▸ **Work to complete**: Look through the material below. Copy every line with the string "ylabel" in it.

▸ **Data section**:
*-*-*
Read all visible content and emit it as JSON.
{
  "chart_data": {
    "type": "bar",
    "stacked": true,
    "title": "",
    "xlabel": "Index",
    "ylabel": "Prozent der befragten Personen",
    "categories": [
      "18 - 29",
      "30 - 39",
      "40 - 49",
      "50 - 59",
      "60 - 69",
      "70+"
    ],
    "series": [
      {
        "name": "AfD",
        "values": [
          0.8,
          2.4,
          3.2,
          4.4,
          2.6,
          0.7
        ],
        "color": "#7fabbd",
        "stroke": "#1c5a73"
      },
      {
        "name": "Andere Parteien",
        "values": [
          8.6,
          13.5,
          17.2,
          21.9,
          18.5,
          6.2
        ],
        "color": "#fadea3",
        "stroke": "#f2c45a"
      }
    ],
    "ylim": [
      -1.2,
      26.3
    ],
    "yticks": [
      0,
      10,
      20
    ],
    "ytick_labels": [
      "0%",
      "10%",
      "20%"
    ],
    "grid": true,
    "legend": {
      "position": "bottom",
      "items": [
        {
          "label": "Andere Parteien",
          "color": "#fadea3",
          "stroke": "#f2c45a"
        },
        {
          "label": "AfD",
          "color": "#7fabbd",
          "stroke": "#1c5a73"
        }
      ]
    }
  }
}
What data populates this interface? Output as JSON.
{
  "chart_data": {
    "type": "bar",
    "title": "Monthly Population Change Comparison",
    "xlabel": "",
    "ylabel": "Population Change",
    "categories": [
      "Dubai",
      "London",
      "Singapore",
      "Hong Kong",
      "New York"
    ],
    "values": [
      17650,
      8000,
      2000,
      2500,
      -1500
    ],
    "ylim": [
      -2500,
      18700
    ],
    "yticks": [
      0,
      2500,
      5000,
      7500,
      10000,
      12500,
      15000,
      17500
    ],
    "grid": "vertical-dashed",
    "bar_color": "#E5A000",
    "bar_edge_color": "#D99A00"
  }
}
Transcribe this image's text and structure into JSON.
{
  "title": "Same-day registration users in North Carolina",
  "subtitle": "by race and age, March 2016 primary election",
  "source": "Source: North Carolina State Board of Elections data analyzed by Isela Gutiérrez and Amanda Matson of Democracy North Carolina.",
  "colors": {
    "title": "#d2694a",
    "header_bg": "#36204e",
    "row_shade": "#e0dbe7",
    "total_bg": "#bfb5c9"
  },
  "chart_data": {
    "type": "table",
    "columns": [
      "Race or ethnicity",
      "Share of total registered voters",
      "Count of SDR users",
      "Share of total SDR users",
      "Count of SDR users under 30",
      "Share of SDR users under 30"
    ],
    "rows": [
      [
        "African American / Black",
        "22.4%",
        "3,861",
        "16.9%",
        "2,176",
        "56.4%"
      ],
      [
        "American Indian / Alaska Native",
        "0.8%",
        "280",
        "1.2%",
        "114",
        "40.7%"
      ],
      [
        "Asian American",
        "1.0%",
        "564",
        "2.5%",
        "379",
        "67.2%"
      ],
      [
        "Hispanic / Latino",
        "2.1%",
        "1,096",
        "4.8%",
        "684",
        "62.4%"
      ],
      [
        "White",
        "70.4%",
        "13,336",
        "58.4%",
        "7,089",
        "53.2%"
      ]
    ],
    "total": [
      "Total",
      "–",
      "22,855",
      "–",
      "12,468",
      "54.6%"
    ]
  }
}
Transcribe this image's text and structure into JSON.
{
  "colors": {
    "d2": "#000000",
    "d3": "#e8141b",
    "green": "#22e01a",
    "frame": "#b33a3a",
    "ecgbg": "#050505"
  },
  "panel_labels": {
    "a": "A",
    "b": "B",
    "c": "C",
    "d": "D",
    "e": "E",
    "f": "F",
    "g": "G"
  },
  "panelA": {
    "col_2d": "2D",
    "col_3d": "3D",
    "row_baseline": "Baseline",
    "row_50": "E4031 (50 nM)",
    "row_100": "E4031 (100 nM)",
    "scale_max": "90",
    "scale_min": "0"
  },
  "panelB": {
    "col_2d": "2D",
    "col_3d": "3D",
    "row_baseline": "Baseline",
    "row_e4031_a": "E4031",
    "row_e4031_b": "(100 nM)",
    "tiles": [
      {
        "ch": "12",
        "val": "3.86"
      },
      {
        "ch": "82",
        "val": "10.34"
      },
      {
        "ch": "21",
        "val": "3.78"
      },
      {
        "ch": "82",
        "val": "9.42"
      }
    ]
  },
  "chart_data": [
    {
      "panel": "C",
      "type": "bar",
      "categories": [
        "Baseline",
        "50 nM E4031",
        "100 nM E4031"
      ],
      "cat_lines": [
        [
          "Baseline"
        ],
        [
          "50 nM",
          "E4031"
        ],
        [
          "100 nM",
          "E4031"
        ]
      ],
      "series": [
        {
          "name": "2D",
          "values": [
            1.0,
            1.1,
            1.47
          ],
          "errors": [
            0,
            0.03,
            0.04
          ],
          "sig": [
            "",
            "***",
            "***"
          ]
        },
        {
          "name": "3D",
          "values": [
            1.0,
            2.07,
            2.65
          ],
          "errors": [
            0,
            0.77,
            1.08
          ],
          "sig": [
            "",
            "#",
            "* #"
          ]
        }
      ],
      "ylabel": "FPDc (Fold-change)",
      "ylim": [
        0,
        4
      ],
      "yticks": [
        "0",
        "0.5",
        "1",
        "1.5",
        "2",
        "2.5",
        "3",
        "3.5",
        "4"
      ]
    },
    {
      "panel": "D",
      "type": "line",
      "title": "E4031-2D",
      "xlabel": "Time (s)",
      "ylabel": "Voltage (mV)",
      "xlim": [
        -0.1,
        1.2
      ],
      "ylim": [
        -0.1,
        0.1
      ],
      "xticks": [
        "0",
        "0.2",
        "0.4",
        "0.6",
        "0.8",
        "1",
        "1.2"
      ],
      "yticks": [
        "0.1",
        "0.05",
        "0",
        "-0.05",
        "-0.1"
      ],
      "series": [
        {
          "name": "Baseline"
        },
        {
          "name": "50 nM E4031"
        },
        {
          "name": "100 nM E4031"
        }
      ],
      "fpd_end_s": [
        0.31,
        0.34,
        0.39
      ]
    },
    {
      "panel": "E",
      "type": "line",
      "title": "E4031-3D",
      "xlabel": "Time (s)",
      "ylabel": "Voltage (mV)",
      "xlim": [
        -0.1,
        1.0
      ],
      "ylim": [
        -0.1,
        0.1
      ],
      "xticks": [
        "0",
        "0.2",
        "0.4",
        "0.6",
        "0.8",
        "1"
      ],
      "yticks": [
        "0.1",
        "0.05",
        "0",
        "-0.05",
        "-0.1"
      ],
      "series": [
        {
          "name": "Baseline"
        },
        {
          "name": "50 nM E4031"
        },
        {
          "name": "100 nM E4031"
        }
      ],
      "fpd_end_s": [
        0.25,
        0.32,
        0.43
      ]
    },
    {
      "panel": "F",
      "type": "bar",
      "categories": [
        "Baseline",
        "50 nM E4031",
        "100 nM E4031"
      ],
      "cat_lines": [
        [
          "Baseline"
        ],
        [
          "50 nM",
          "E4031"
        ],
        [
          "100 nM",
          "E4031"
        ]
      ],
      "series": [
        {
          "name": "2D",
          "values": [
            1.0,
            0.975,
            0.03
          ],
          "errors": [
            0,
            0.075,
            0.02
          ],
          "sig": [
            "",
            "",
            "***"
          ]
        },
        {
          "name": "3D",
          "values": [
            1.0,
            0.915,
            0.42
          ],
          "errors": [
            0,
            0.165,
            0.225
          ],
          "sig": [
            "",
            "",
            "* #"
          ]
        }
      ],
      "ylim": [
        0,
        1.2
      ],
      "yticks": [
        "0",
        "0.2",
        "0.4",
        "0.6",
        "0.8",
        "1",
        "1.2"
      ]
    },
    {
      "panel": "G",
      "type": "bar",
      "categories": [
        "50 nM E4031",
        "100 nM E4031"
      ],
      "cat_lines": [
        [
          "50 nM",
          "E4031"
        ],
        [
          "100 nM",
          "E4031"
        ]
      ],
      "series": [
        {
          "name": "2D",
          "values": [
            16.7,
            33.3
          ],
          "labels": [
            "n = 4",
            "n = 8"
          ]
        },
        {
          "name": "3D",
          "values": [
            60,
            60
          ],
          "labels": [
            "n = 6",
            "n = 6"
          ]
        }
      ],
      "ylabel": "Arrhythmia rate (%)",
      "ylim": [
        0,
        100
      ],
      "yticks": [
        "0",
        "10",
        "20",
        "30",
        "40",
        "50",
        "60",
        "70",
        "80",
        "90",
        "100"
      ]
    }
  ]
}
*-*-*
▸ **The solution**:
    "ylabel": "Prozent der befragten Personen",
    "ylabel": "Population Change",
      "ylabel": "FPDc (Fold-change)",
      "ylabel": "Voltage (mV)",
      "ylabel": "Voltage (mV)",
      "ylabel": "Arrhythmia rate (%)",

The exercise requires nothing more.